▶ [Directive]: Find every line with the word "What". Copy those lines.

BEGIN Dataset excerpts

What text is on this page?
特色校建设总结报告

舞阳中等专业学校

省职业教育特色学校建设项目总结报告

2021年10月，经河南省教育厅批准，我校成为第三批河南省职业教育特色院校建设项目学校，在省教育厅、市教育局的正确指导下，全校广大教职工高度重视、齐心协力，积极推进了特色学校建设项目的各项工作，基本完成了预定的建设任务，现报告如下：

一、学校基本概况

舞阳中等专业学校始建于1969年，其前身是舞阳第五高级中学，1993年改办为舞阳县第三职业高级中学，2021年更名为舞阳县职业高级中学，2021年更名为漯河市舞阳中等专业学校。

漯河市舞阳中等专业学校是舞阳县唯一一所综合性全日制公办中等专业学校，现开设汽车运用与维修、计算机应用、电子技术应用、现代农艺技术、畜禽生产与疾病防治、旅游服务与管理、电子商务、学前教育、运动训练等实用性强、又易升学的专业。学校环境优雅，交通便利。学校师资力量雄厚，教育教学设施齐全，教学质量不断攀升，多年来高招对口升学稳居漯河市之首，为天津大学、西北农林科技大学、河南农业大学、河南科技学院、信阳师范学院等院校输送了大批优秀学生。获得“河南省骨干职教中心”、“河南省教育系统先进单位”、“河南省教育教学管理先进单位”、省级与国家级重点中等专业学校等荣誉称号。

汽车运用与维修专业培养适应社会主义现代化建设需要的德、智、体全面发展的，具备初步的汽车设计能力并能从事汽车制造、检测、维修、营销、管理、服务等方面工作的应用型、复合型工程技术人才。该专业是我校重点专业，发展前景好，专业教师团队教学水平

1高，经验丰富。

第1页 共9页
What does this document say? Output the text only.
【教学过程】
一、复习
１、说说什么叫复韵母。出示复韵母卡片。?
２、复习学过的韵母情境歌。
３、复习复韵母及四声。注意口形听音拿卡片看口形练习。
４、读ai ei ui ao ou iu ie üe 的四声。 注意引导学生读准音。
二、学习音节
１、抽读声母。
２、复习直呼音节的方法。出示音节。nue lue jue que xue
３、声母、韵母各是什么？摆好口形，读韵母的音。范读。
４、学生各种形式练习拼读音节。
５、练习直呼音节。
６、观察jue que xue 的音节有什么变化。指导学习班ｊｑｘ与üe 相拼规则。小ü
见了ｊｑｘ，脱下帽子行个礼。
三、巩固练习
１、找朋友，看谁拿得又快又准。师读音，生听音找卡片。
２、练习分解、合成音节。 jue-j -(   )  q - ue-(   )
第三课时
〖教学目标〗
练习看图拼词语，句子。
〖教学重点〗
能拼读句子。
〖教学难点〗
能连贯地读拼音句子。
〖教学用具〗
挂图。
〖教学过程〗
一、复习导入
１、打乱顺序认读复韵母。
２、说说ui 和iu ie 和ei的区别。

END Dataset excerpts

▶ [Worked solution]:
What text is on this page?
What does this document say? Output the text only.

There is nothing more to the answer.